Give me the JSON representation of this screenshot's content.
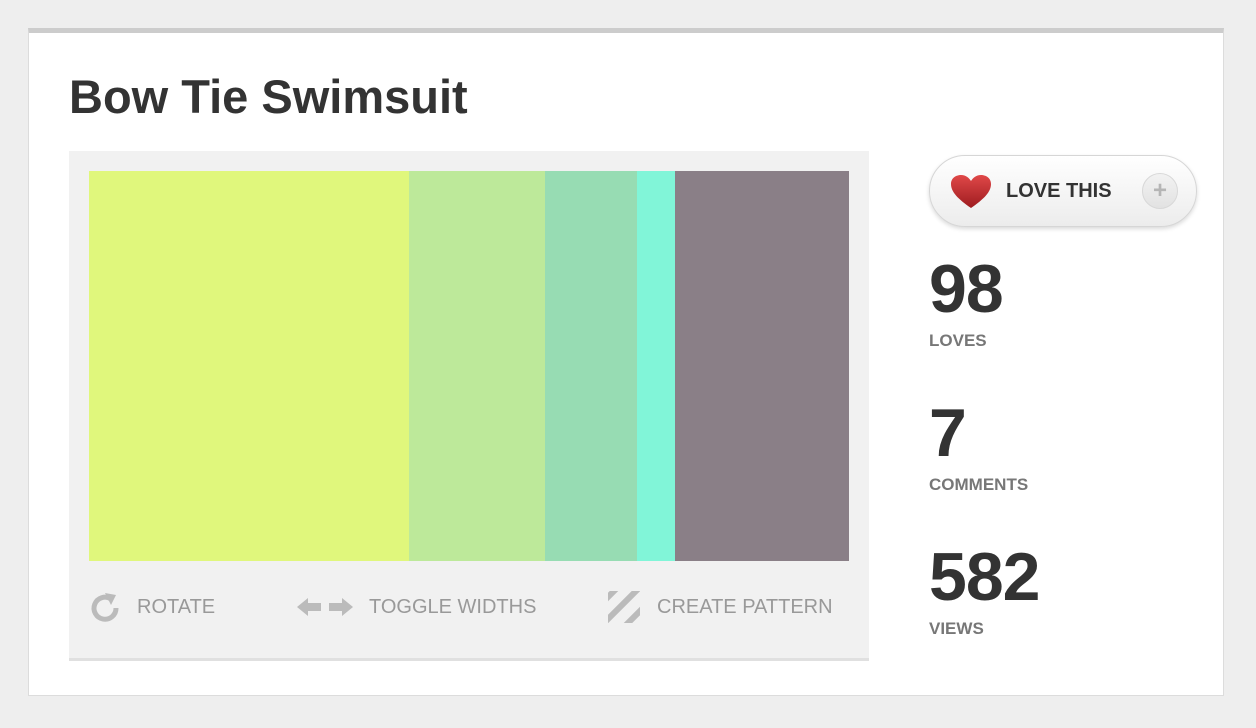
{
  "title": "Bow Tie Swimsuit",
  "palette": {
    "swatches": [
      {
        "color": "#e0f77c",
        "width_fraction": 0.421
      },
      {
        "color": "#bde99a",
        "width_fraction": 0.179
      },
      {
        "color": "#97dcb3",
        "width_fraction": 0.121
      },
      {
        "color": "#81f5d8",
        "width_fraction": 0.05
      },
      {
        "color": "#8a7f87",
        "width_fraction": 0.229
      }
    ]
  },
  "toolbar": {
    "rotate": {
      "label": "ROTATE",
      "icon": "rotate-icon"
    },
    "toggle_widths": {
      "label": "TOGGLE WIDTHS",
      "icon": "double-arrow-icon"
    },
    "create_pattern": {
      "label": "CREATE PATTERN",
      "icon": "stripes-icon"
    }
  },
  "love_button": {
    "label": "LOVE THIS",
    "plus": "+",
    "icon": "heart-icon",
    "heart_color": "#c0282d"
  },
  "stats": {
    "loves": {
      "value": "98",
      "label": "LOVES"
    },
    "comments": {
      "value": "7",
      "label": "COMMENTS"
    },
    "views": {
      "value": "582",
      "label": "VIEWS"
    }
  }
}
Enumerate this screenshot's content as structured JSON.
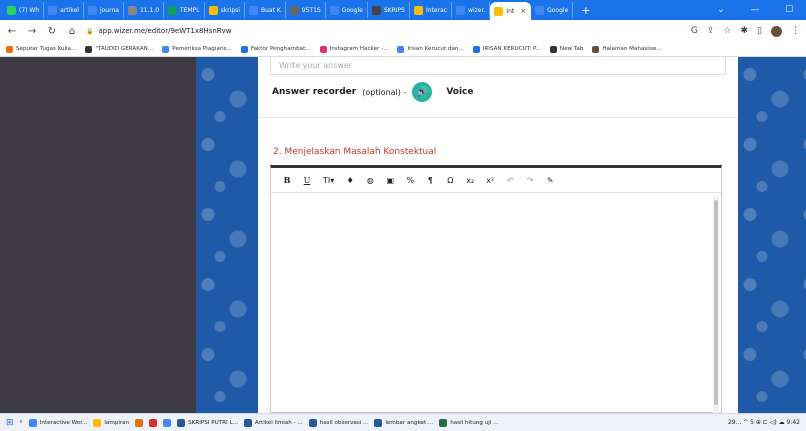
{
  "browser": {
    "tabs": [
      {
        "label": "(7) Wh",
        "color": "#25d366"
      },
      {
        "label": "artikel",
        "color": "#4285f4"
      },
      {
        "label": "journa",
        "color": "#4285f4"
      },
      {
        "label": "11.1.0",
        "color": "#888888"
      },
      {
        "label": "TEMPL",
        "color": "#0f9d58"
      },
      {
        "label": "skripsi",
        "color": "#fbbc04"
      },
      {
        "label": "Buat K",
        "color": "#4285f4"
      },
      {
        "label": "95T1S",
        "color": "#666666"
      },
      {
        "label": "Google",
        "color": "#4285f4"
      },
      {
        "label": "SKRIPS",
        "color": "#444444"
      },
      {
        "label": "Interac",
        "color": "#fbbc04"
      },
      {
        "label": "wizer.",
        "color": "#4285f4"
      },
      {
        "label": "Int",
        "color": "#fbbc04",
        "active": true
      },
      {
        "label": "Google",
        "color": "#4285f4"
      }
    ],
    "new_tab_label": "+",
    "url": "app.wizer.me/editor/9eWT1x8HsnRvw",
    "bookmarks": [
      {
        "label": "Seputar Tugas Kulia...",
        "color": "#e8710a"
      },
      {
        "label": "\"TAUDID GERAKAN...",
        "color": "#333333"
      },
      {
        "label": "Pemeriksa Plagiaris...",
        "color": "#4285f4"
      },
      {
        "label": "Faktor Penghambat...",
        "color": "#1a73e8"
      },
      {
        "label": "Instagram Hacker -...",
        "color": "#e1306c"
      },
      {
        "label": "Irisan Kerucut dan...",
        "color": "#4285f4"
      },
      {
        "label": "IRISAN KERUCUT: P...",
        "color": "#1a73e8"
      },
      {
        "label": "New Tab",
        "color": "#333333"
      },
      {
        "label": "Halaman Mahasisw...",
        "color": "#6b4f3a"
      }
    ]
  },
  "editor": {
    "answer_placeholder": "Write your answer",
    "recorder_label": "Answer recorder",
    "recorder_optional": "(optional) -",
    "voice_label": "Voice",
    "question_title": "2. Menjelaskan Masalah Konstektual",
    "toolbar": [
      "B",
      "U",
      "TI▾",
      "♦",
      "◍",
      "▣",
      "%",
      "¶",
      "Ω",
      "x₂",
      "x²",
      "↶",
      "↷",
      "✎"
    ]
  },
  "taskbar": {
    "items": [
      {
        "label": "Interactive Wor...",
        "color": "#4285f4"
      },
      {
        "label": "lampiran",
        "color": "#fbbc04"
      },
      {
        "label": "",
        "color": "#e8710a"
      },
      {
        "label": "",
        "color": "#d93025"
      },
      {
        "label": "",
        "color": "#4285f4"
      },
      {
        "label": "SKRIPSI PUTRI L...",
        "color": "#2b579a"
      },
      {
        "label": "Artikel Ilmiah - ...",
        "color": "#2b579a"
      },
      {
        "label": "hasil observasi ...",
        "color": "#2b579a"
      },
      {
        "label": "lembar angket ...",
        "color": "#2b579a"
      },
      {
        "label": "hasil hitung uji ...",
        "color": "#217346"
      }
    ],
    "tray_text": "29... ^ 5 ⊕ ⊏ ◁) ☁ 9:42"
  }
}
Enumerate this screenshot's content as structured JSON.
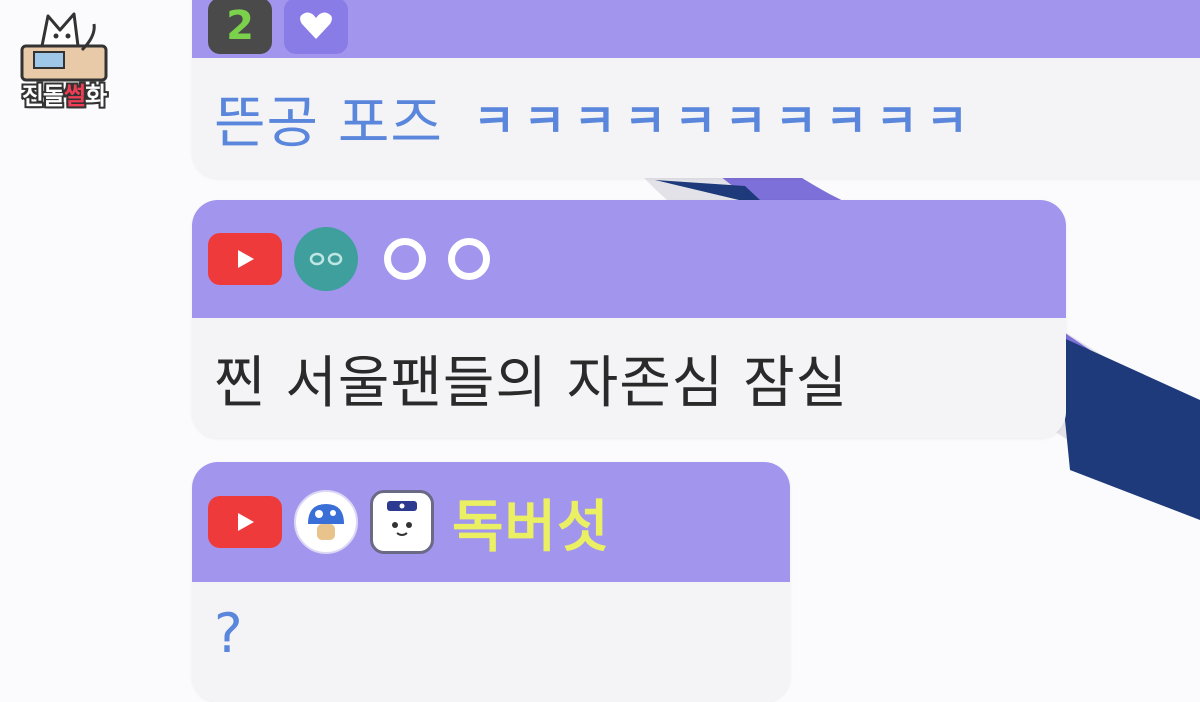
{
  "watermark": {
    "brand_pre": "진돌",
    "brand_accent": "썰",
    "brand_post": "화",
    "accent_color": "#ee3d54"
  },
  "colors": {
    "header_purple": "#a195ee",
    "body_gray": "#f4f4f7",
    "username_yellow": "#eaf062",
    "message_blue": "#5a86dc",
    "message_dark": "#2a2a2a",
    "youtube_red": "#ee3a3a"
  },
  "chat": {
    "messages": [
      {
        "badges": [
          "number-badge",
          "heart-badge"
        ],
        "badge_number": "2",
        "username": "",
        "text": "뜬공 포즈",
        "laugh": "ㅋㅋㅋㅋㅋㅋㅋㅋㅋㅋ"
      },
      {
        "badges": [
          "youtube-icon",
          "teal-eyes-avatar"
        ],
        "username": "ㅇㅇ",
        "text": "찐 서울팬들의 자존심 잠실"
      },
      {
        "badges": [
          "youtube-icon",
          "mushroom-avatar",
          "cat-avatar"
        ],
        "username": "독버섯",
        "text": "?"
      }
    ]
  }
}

.....

Exercise requirements:
Make an exact copy of the data, leaving its pictures out.

Final answer:
Give me the JSON representation of this screenshot's content.
{
  "title": "Bow Tie Swimsuit",
  "palette": {
    "swatches": [
      {
        "color": "#e0f77c",
        "width_fraction": 0.421
      },
      {
        "color": "#bde99a",
        "width_fraction": 0.179
      },
      {
        "color": "#97dcb3",
        "width_fraction": 0.121
      },
      {
        "color": "#81f5d8",
        "width_fraction": 0.05
      },
      {
        "color": "#8a7f87",
        "width_fraction": 0.229
      }
    ]
  },
  "toolbar": {
    "rotate": {
      "label": "ROTATE",
      "icon": "rotate-icon"
    },
    "toggle_widths": {
      "label": "TOGGLE WIDTHS",
      "icon": "double-arrow-icon"
    },
    "create_pattern": {
      "label": "CREATE PATTERN",
      "icon": "stripes-icon"
    }
  },
  "love_button": {
    "label": "LOVE THIS",
    "plus": "+",
    "icon": "heart-icon",
    "heart_color": "#c0282d"
  },
  "stats": {
    "loves": {
      "value": "98",
      "label": "LOVES"
    },
    "comments": {
      "value": "7",
      "label": "COMMENTS"
    },
    "views": {
      "value": "582",
      "label": "VIEWS"
    }
  }
}
Enumerate this screenshot's content as structured JSON.
{
  "browser": {
    "tabs": [
      {
        "label": "(7) Wh",
        "color": "#25d366"
      },
      {
        "label": "artikel",
        "color": "#4285f4"
      },
      {
        "label": "journa",
        "color": "#4285f4"
      },
      {
        "label": "11.1.0",
        "color": "#888888"
      },
      {
        "label": "TEMPL",
        "color": "#0f9d58"
      },
      {
        "label": "skripsi",
        "color": "#fbbc04"
      },
      {
        "label": "Buat K",
        "color": "#4285f4"
      },
      {
        "label": "95T1S",
        "color": "#666666"
      },
      {
        "label": "Google",
        "color": "#4285f4"
      },
      {
        "label": "SKRIPS",
        "color": "#444444"
      },
      {
        "label": "Interac",
        "color": "#fbbc04"
      },
      {
        "label": "wizer.",
        "color": "#4285f4"
      },
      {
        "label": "Int",
        "color": "#fbbc04",
        "active": true
      },
      {
        "label": "Google",
        "color": "#4285f4"
      }
    ],
    "new_tab_label": "+",
    "url": "app.wizer.me/editor/9eWT1x8HsnRvw",
    "bookmarks": [
      {
        "label": "Seputar Tugas Kulia...",
        "color": "#e8710a"
      },
      {
        "label": "\"TAUDID GERAKAN...",
        "color": "#333333"
      },
      {
        "label": "Pemeriksa Plagiaris...",
        "color": "#4285f4"
      },
      {
        "label": "Faktor Penghambat...",
        "color": "#1a73e8"
      },
      {
        "label": "Instagram Hacker -...",
        "color": "#e1306c"
      },
      {
        "label": "Irisan Kerucut dan...",
        "color": "#4285f4"
      },
      {
        "label": "IRISAN KERUCUT: P...",
        "color": "#1a73e8"
      },
      {
        "label": "New Tab",
        "color": "#333333"
      },
      {
        "label": "Halaman Mahasisw...",
        "color": "#6b4f3a"
      }
    ]
  },
  "editor": {
    "answer_placeholder": "Write your answer",
    "recorder_label": "Answer recorder",
    "recorder_optional": "(optional) -",
    "voice_label": "Voice",
    "question_title": "2. Menjelaskan Masalah Konstektual",
    "toolbar": [
      "B",
      "U",
      "TI▾",
      "♦",
      "◍",
      "▣",
      "%",
      "¶",
      "Ω",
      "x₂",
      "x²",
      "↶",
      "↷",
      "✎"
    ]
  },
  "taskbar": {
    "items": [
      {
        "label": "Interactive Wor...",
        "color": "#4285f4"
      },
      {
        "label": "lampiran",
        "color": "#fbbc04"
      },
      {
        "label": "",
        "color": "#e8710a"
      },
      {
        "label": "",
        "color": "#d93025"
      },
      {
        "label": "",
        "color": "#4285f4"
      },
      {
        "label": "SKRIPSI PUTRI L...",
        "color": "#2b579a"
      },
      {
        "label": "Artikel Ilmiah - ...",
        "color": "#2b579a"
      },
      {
        "label": "hasil observasi ...",
        "color": "#2b579a"
      },
      {
        "label": "lembar angket ...",
        "color": "#2b579a"
      },
      {
        "label": "hasil hitung uji ...",
        "color": "#217346"
      }
    ],
    "tray_text": "29... ^ 5 ⊕ ⊏ ◁) ☁ 9:42"
  }
}
Enumerate this screenshot's content as structured JSON.
{
  "watermark": {
    "brand_pre": "진돌",
    "brand_accent": "썰",
    "brand_post": "화",
    "accent_color": "#ee3d54"
  },
  "colors": {
    "header_purple": "#a195ee",
    "body_gray": "#f4f4f7",
    "username_yellow": "#eaf062",
    "message_blue": "#5a86dc",
    "message_dark": "#2a2a2a",
    "youtube_red": "#ee3a3a"
  },
  "chat": {
    "messages": [
      {
        "badges": [
          "number-badge",
          "heart-badge"
        ],
        "badge_number": "2",
        "username": "",
        "text": "뜬공 포즈",
        "laugh": "ㅋㅋㅋㅋㅋㅋㅋㅋㅋㅋ"
      },
      {
        "badges": [
          "youtube-icon",
          "teal-eyes-avatar"
        ],
        "username": "ㅇㅇ",
        "text": "찐 서울팬들의 자존심 잠실"
      },
      {
        "badges": [
          "youtube-icon",
          "mushroom-avatar",
          "cat-avatar"
        ],
        "username": "독버섯",
        "text": "?"
      }
    ]
  }
}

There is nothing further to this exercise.